§ **Your objective**
Repeat each line exactly as it is written.

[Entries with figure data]
━━━━━━━━

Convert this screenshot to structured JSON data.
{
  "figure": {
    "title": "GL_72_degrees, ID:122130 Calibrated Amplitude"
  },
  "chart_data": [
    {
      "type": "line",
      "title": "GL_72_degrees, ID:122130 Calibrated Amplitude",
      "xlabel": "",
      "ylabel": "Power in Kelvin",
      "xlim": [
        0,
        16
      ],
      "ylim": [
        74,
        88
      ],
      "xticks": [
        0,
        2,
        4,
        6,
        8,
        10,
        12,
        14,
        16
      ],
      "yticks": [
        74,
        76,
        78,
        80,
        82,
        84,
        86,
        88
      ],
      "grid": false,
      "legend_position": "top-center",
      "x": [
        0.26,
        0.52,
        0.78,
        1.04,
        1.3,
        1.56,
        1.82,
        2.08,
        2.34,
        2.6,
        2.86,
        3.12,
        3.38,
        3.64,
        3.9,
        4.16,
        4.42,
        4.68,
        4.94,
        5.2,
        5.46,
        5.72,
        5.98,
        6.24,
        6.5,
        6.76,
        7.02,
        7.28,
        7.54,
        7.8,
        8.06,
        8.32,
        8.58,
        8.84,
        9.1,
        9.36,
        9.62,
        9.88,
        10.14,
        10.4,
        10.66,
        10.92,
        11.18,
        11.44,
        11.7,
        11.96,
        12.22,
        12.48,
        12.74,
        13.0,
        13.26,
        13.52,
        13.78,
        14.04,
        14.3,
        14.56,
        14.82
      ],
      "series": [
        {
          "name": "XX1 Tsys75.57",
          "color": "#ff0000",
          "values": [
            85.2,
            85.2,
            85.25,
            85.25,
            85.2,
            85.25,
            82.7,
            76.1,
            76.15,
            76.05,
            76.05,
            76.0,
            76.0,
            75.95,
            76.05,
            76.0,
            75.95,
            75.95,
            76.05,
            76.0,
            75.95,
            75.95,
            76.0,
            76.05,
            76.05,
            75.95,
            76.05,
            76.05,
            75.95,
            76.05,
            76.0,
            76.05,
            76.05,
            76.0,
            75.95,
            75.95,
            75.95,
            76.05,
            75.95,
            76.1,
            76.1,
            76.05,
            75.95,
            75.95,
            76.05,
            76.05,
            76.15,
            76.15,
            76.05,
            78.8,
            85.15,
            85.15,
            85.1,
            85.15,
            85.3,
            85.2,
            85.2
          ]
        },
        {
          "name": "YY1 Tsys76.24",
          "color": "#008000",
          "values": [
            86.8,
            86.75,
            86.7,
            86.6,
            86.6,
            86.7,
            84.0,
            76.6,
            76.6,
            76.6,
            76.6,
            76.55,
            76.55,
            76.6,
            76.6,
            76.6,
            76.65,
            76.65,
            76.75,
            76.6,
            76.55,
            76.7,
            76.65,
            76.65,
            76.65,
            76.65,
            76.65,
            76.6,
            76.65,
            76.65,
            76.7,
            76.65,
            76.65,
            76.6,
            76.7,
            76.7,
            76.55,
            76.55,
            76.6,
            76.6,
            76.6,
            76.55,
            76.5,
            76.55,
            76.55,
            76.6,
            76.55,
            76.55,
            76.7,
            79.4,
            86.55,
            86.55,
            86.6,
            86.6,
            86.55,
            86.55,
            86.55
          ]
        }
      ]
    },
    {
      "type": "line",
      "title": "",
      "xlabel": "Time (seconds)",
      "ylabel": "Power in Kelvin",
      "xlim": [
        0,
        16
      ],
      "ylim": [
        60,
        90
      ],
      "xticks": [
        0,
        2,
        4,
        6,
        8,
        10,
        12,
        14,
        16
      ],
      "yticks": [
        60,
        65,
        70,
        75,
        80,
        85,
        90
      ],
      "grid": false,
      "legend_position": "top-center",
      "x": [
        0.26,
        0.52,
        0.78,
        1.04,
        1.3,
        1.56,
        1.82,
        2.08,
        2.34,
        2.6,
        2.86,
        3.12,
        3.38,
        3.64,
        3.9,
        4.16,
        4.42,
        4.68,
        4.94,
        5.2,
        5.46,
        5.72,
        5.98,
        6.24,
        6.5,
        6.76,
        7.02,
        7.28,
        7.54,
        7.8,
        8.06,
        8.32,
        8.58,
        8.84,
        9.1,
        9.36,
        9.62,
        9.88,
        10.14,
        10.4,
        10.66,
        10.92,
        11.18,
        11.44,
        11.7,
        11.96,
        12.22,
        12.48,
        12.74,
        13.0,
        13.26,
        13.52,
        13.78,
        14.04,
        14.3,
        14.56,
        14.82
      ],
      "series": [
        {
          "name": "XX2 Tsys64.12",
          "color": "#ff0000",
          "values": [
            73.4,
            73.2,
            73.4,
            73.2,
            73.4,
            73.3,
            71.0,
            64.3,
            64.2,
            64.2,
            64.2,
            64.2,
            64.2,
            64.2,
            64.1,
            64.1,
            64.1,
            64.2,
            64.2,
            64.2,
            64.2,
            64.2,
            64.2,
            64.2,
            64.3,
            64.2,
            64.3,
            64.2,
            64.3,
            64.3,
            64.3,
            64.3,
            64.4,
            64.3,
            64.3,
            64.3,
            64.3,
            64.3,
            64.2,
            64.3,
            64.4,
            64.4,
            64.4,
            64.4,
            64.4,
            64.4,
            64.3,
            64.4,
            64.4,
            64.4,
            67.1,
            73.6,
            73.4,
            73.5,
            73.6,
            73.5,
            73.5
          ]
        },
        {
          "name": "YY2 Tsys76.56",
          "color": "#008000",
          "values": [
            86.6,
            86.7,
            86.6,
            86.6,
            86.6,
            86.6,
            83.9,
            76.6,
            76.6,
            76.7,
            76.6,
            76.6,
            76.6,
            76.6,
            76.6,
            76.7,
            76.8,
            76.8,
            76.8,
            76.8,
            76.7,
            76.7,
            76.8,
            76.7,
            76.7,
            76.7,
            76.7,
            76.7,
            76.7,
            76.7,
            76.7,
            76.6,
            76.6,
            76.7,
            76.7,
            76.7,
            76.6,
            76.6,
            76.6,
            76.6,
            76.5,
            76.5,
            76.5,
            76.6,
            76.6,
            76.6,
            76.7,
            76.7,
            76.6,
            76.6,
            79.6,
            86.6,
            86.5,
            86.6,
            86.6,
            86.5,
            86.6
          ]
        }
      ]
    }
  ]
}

━━━━━━━━

§ **Exercise solution**
Convert this screenshot to structured JSON data.
{
  "figure": {
    "title": "GL_72_degrees, ID:122130 Calibrated Amplitude"
  },
  "chart_data": [
    {
      "type": "line",
      "title": "GL_72_degrees, ID:122130 Calibrated Amplitude",
      "xlabel": "",
      "ylabel": "Power in Kelvin",
      "xlim": [
        0,
        16
      ],
      "ylim": [
        74,
        88
      ],
      "xticks": [
        0,
        2,
        4,
        6,
        8,
        10,
        12,
        14,
        16
      ],
      "yticks": [
        74,
        76,
        78,
        80,
        82,
        84,
        86,
        88
      ],
      "grid": false,
      "legend_position": "top-center",
      "x": [
        0.26,
        0.52,
        0.78,
        1.04,
        1.3,
        1.56,
        1.82,
        2.08,
        2.34,
        2.6,
        2.86,
        3.12,
        3.38,
        3.64,
        3.9,
        4.16,
        4.42,
        4.68,
        4.94,
        5.2,
        5.46,
        5.72,
        5.98,
        6.24,
        6.5,
        6.76,
        7.02,
        7.28,
        7.54,
        7.8,
        8.06,
        8.32,
        8.58,
        8.84,
        9.1,
        9.36,
        9.62,
        9.88,
        10.14,
        10.4,
        10.66,
        10.92,
        11.18,
        11.44,
        11.7,
        11.96,
        12.22,
        12.48,
        12.74,
        13.0,
        13.26,
        13.52,
        13.78,
        14.04,
        14.3,
        14.56,
        14.82
      ],
      "series": [
        {
          "name": "XX1 Tsys75.57",
          "color": "#ff0000",
          "values": [
            85.2,
            85.2,
            85.25,
            85.25,
            85.2,
            85.25,
            82.7,
            76.1,
            76.15,
            76.05,
            76.05,
            76.0,
            76.0,
            75.95,
            76.05,
            76.0,
            75.95,
            75.95,
            76.05,
            76.0,
            75.95,
            75.95,
            76.0,
            76.05,
            76.05,
            75.95,
            76.05,
            76.05,
            75.95,
            76.05,
            76.0,
            76.05,
            76.05,
            76.0,
            75.95,
            75.95,
            75.95,
            76.05,
            75.95,
            76.1,
            76.1,
            76.05,
            75.95,
            75.95,
            76.05,
            76.05,
            76.15,
            76.15,
            76.05,
            78.8,
            85.15,
            85.15,
            85.1,
            85.15,
            85.3,
            85.2,
            85.2
          ]
        },
        {
          "name": "YY1 Tsys76.24",
          "color": "#008000",
          "values": [
            86.8,
            86.75,
            86.7,
            86.6,
            86.6,
            86.7,
            84.0,
            76.6,
            76.6,
            76.6,
            76.6,
            76.55,
            76.55,
            76.6,
            76.6,
            76.6,
            76.65,
            76.65,
            76.75,
            76.6,
            76.55,
            76.7,
            76.65,
            76.65,
            76.65,
            76.65,
            76.65,
            76.6,
            76.65,
            76.65,
            76.7,
            76.65,
            76.65,
            76.6,
            76.7,
            76.7,
            76.55,
            76.55,
            76.6,
            76.6,
            76.6,
            76.55,
            76.5,
            76.55,
            76.55,
            76.6,
            76.55,
            76.55,
            76.7,
            79.4,
            86.55,
            86.55,
            86.6,
            86.6,
            86.55,
            86.55,
            86.55
          ]
        }
      ]
    },
    {
      "type": "line",
      "title": "",
      "xlabel": "Time (seconds)",
      "ylabel": "Power in Kelvin",
      "xlim": [
        0,
        16
      ],
      "ylim": [
        60,
        90
      ],
      "xticks": [
        0,
        2,
        4,
        6,
        8,
        10,
        12,
        14,
        16
      ],
      "yticks": [
        60,
        65,
        70,
        75,
        80,
        85,
        90
      ],
      "grid": false,
      "legend_position": "top-center",
      "x": [
        0.26,
        0.52,
        0.78,
        1.04,
        1.3,
        1.56,
        1.82,
        2.08,
        2.34,
        2.6,
        2.86,
        3.12,
        3.38,
        3.64,
        3.9,
        4.16,
        4.42,
        4.68,
        4.94,
        5.2,
        5.46,
        5.72,
        5.98,
        6.24,
        6.5,
        6.76,
        7.02,
        7.28,
        7.54,
        7.8,
        8.06,
        8.32,
        8.58,
        8.84,
        9.1,
        9.36,
        9.62,
        9.88,
        10.14,
        10.4,
        10.66,
        10.92,
        11.18,
        11.44,
        11.7,
        11.96,
        12.22,
        12.48,
        12.74,
        13.0,
        13.26,
        13.52,
        13.78,
        14.04,
        14.3,
        14.56,
        14.82
      ],
      "series": [
        {
          "name": "XX2 Tsys64.12",
          "color": "#ff0000",
          "values": [
            73.4,
            73.2,
            73.4,
            73.2,
            73.4,
            73.3,
            71.0,
            64.3,
            64.2,
            64.2,
            64.2,
            64.2,
            64.2,
            64.2,
            64.1,
            64.1,
            64.1,
            64.2,
            64.2,
            64.2,
            64.2,
            64.2,
            64.2,
            64.2,
            64.3,
            64.2,
            64.3,
            64.2,
            64.3,
            64.3,
            64.3,
            64.3,
            64.4,
            64.3,
            64.3,
            64.3,
            64.3,
            64.3,
            64.2,
            64.3,
            64.4,
            64.4,
            64.4,
            64.4,
            64.4,
            64.4,
            64.3,
            64.4,
            64.4,
            64.4,
            67.1,
            73.6,
            73.4,
            73.5,
            73.6,
            73.5,
            73.5
          ]
        },
        {
          "name": "YY2 Tsys76.56",
          "color": "#008000",
          "values": [
            86.6,
            86.7,
            86.6,
            86.6,
            86.6,
            86.6,
            83.9,
            76.6,
            76.6,
            76.7,
            76.6,
            76.6,
            76.6,
            76.6,
            76.6,
            76.7,
            76.8,
            76.8,
            76.8,
            76.8,
            76.7,
            76.7,
            76.8,
            76.7,
            76.7,
            76.7,
            76.7,
            76.7,
            76.7,
            76.7,
            76.7,
            76.6,
            76.6,
            76.7,
            76.7,
            76.7,
            76.6,
            76.6,
            76.6,
            76.6,
            76.5,
            76.5,
            76.5,
            76.6,
            76.6,
            76.6,
            76.7,
            76.7,
            76.6,
            76.6,
            79.6,
            86.6,
            86.5,
            86.6,
            86.6,
            86.5,
            86.6
          ]
        }
      ]
    }
  ]
}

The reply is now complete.